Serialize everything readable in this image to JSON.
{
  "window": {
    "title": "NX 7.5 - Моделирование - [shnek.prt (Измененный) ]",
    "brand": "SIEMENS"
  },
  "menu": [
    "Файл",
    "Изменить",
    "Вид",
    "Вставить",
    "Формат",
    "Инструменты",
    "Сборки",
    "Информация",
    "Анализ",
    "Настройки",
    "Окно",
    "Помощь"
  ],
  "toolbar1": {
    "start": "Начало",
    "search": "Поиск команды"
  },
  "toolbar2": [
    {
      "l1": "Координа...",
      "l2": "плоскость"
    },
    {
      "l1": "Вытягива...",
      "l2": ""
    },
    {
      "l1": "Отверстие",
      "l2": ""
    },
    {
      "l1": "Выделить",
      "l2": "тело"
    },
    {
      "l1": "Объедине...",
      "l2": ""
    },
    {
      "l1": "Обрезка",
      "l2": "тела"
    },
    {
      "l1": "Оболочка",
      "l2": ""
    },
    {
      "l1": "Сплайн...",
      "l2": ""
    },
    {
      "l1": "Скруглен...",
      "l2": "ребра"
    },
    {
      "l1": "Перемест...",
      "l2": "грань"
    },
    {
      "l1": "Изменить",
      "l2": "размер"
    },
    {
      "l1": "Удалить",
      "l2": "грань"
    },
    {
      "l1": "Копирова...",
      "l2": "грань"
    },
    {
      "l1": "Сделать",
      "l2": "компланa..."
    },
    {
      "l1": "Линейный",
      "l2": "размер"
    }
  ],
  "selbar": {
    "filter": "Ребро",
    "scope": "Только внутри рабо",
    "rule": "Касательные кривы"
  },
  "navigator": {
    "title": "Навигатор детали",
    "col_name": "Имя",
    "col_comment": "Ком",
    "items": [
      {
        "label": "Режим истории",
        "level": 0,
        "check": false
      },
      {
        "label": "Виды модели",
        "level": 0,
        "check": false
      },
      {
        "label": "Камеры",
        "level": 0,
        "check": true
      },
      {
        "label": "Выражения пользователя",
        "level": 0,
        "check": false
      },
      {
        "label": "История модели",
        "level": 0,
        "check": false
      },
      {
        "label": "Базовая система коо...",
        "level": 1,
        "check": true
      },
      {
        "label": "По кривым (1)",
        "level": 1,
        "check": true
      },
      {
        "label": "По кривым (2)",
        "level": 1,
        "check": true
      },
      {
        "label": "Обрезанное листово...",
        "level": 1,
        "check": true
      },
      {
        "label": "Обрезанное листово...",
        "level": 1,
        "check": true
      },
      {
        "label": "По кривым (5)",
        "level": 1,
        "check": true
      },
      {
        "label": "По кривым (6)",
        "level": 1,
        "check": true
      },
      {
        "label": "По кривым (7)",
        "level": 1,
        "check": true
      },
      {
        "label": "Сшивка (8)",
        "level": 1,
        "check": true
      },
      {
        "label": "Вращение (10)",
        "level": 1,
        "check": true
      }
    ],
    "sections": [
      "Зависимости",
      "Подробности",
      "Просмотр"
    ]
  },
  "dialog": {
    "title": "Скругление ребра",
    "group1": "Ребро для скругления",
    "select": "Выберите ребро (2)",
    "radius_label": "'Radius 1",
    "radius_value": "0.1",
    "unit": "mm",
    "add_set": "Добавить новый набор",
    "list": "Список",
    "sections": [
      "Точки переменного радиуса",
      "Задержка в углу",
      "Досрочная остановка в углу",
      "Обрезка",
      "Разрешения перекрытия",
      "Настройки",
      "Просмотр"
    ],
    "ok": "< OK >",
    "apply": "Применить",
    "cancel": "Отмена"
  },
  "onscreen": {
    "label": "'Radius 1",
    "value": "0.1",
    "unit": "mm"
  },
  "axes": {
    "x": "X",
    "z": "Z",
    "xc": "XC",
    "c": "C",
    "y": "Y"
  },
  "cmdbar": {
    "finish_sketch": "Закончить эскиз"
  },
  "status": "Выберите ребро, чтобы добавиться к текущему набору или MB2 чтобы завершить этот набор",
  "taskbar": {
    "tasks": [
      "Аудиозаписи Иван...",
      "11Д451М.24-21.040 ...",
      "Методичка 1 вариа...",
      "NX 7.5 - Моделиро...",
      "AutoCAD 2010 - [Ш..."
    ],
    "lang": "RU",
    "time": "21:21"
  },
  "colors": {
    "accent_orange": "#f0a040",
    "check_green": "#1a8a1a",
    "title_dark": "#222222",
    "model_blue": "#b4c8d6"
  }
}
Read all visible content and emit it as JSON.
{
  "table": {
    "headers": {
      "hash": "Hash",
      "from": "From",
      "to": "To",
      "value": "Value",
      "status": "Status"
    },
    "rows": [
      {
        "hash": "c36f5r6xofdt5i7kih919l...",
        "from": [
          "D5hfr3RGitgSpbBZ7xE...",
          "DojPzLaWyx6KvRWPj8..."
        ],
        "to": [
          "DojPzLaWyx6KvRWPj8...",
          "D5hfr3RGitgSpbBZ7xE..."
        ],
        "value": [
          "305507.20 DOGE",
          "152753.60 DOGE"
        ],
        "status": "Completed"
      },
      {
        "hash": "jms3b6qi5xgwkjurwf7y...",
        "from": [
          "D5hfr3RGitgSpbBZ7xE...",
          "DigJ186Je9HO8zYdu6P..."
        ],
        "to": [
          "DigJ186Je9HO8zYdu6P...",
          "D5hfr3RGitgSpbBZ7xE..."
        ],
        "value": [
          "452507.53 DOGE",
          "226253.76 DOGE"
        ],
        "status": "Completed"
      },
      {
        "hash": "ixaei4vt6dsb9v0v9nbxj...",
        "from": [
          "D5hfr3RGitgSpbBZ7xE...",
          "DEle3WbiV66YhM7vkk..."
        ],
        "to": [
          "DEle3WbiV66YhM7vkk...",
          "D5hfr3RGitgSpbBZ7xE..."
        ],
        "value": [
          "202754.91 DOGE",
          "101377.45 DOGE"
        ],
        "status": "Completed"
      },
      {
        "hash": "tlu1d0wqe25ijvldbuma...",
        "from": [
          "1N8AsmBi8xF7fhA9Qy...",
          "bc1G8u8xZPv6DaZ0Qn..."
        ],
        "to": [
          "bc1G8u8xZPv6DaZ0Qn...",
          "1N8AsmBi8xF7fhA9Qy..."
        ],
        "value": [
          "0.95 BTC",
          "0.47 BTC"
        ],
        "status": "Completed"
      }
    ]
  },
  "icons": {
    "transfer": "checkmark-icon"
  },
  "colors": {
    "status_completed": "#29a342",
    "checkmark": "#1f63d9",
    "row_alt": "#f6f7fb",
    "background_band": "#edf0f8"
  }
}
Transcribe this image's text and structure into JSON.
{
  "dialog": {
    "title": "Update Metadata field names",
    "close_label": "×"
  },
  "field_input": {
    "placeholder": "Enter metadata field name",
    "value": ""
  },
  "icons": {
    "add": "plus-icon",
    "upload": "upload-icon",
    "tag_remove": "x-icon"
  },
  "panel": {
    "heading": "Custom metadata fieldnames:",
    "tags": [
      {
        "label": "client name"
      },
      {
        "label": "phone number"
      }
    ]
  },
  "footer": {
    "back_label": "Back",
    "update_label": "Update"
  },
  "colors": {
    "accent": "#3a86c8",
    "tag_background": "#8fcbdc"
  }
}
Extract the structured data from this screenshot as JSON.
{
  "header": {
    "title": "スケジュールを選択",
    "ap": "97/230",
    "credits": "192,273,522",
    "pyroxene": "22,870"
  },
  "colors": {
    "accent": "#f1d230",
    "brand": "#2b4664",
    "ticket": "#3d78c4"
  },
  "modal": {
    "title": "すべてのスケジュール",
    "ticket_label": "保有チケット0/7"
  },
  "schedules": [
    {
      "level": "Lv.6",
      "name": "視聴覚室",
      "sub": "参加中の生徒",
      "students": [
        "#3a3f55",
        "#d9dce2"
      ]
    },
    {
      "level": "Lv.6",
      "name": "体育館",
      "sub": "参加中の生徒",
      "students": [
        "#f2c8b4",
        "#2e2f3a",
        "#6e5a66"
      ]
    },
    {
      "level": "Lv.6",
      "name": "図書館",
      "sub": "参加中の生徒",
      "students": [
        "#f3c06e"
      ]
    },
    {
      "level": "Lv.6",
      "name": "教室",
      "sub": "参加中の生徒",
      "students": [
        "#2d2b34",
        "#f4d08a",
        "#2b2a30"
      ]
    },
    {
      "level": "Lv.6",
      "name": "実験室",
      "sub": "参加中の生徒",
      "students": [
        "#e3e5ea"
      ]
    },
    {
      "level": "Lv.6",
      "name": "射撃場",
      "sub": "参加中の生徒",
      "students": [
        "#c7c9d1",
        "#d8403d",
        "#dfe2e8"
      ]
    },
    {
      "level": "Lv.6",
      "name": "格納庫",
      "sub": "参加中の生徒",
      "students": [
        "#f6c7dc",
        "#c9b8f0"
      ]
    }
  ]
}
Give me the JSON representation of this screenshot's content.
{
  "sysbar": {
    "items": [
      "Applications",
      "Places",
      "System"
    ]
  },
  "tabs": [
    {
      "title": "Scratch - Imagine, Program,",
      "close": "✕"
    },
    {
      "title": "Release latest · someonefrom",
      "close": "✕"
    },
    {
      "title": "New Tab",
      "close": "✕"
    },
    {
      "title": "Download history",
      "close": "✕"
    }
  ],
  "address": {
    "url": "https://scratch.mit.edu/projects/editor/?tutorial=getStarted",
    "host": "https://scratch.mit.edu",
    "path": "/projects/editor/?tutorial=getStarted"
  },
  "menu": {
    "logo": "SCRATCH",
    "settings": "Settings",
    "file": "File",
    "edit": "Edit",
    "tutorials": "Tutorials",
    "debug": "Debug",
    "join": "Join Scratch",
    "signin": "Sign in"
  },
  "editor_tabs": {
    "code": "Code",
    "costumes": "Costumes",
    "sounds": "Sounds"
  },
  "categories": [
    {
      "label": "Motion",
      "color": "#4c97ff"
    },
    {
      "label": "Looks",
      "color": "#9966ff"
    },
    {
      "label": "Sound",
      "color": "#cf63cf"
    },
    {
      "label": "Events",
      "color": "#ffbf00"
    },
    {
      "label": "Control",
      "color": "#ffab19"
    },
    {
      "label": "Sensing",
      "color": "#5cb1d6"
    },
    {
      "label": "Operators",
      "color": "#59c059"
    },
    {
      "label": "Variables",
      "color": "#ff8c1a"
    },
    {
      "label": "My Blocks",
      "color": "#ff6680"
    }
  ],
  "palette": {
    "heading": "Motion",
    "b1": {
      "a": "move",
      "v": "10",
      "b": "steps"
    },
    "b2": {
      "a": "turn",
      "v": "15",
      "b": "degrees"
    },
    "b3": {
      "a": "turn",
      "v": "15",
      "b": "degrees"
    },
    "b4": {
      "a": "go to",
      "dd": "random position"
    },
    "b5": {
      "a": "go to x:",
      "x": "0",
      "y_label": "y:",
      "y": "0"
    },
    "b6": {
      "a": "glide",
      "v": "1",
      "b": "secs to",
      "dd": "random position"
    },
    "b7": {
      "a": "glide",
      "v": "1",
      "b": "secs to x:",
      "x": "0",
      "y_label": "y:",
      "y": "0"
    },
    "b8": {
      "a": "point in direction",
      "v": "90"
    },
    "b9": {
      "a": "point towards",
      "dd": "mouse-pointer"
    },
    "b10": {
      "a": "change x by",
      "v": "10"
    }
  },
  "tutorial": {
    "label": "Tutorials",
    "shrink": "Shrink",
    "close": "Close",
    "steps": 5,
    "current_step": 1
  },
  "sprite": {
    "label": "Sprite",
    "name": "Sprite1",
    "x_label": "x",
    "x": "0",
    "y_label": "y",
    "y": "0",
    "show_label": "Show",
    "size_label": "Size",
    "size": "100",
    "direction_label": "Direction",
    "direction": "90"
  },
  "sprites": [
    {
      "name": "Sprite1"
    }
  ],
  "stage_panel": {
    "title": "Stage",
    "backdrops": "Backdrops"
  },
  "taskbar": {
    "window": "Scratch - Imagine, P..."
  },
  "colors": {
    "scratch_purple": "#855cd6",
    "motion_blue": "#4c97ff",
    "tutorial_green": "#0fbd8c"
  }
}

···

CHALLENGE
Return all lines containing the word "screenshot".

RESPONSE FOR THIS EXERCISE
Extract the structured data from this screenshot as JSON.
Give me the JSON representation of this screenshot's content.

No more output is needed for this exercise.